# START OF EXTRACTED INFORMATION
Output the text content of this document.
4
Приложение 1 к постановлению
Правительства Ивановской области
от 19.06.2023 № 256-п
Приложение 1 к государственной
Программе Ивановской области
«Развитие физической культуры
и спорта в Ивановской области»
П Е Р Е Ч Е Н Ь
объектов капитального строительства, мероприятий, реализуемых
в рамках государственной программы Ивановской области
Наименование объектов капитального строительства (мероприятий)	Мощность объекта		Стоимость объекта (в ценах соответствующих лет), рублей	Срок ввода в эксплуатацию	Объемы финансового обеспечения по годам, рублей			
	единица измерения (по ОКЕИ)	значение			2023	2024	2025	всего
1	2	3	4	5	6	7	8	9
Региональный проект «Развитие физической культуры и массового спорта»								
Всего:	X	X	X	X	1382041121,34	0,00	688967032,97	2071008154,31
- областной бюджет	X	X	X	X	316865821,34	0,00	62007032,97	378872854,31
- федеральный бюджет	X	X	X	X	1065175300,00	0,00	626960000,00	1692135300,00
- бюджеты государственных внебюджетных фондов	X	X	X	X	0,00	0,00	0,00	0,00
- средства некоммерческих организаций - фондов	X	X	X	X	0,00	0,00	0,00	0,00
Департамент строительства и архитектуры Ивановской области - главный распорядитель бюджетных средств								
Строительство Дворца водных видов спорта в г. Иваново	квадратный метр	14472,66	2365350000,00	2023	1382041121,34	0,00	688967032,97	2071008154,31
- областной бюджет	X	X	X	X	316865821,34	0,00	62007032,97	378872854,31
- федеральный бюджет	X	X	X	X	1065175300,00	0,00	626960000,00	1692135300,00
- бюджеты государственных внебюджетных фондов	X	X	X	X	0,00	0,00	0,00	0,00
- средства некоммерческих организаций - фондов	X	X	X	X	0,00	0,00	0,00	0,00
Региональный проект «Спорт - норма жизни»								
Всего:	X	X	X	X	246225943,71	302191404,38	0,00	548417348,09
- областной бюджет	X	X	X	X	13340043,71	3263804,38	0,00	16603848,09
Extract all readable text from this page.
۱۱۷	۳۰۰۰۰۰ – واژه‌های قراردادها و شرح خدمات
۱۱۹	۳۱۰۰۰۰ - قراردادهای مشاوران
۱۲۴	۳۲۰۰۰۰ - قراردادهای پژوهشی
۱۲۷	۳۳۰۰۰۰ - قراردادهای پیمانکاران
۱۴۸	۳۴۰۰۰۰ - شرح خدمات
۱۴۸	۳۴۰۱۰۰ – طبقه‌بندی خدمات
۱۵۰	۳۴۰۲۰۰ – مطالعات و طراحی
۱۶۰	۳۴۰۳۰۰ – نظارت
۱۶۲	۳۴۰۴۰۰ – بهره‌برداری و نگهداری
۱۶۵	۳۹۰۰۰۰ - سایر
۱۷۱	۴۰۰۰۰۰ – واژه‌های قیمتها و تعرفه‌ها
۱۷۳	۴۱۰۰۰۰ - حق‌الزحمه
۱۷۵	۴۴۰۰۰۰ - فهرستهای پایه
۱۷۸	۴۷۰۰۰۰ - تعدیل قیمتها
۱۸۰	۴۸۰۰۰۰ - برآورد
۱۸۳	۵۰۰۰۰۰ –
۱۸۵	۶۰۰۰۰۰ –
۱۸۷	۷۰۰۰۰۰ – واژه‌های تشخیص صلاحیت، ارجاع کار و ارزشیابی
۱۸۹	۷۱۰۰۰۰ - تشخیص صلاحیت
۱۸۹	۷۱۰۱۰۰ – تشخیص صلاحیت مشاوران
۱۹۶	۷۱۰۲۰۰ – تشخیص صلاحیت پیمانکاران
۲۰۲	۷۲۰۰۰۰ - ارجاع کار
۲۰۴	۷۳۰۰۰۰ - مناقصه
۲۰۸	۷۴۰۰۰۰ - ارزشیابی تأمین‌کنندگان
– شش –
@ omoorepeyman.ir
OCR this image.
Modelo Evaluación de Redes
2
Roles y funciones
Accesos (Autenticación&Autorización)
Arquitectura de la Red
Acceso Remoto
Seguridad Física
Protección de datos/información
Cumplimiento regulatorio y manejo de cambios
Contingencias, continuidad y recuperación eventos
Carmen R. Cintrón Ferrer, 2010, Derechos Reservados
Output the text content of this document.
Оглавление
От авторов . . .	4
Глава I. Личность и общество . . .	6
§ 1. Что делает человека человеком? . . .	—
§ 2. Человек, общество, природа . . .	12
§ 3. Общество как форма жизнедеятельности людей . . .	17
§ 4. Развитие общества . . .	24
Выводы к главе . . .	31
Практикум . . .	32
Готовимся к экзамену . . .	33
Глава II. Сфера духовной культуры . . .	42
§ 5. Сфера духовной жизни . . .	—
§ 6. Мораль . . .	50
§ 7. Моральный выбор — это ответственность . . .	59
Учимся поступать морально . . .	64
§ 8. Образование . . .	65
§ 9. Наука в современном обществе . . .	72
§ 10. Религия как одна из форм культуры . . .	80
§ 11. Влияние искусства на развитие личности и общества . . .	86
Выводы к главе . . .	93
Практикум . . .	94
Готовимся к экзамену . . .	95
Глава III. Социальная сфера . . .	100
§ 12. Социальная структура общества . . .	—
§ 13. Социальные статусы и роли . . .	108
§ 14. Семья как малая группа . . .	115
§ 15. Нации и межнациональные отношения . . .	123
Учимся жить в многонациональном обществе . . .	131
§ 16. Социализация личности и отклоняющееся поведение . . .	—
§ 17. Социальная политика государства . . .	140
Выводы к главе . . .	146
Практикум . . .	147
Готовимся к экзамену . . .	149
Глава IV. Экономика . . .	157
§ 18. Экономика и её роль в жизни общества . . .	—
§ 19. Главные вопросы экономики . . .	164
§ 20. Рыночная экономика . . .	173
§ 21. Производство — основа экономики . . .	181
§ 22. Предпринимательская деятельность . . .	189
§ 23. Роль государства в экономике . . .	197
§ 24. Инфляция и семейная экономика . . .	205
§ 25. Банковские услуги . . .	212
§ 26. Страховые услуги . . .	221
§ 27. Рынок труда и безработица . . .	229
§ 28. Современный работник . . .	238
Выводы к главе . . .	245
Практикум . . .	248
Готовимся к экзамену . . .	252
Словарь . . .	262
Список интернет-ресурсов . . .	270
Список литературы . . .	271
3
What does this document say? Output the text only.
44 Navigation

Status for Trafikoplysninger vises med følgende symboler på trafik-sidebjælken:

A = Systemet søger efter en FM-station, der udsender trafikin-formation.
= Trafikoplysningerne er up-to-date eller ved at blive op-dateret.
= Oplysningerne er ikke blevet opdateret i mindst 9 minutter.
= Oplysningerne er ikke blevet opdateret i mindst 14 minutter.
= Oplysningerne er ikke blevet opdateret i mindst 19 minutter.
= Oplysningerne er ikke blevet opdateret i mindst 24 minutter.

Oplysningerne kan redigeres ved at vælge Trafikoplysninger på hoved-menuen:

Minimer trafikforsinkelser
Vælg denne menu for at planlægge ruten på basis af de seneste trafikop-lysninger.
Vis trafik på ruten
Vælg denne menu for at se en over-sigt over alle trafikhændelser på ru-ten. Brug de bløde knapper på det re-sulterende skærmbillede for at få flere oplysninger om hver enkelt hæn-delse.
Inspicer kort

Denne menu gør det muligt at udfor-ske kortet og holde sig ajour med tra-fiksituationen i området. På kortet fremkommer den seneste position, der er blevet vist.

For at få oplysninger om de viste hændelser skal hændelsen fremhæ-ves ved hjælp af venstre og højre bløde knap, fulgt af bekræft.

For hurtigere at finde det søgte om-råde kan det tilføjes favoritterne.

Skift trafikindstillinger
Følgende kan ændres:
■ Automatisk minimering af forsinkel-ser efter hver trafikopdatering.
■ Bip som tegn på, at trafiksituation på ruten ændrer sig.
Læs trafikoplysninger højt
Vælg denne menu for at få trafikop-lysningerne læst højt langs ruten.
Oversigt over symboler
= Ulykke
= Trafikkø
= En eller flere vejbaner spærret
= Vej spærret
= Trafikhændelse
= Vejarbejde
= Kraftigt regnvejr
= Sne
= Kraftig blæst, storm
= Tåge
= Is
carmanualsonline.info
# END OF EXTRACTED INFORMATION
# SHORT TASK:
Find the word "قیمتها" in the data and show each line that holds it.

# RESPONSE TO THIS TASK:
۱۷۱	۴۰۰۰۰۰ – واژه‌های قیمتها و تعرفه‌ها
۱۷۸	۴۷۰۰۰۰ - تعدیل قیمتها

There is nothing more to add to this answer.